Work to complete:
Identify the lines that contain the string "frac", then copy each of them.

(Dataset entries)
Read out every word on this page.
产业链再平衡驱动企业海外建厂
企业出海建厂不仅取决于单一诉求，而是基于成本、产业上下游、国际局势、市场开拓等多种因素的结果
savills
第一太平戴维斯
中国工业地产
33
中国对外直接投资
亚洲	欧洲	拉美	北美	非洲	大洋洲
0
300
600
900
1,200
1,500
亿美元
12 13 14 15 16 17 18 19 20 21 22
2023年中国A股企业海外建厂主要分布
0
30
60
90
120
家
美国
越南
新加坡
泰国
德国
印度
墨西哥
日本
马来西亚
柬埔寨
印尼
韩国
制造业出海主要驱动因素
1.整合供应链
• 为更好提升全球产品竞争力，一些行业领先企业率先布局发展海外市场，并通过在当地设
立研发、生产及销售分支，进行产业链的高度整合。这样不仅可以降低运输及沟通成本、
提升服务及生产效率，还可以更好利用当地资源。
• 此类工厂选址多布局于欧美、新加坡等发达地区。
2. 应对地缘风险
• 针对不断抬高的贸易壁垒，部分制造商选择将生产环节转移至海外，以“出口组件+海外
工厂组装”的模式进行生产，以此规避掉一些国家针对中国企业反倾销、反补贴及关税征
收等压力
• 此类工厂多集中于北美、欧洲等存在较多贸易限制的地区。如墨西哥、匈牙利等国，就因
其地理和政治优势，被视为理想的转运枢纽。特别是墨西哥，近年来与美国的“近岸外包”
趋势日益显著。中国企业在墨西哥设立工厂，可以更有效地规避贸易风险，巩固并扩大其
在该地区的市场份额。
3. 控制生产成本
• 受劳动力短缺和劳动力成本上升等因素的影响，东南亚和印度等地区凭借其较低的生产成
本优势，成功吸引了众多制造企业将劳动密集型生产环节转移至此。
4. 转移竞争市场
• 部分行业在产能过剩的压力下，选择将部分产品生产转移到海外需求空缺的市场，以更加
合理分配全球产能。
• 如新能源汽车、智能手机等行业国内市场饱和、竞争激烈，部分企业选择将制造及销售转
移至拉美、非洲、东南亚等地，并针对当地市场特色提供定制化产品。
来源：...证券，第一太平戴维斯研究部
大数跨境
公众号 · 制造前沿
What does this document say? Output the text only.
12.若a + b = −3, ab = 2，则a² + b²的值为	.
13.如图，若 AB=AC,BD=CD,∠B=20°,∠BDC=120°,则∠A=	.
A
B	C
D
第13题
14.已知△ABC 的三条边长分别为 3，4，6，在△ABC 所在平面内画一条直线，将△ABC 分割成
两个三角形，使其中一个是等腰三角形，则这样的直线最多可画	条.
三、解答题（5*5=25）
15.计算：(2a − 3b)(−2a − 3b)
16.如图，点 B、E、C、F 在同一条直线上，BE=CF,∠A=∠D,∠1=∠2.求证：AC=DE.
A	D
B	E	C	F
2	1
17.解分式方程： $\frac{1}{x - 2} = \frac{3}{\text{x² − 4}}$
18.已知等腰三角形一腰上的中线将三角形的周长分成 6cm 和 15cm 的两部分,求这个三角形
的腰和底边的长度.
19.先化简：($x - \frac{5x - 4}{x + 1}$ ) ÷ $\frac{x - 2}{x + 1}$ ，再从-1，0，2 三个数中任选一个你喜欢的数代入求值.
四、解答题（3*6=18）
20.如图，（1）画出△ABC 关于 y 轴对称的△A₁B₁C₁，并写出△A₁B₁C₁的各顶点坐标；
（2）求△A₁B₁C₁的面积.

Written solution:
17.解分式方程： $\frac{1}{x - 2} = \frac{3}{\text{x² − 4}}$
19.先化简：($x - \frac{5x - 4}{x + 1}$ ) ÷ $\frac{x - 2}{x + 1}$ ，再从-1，0，2 三个数中任选一个你喜欢的数代入求值.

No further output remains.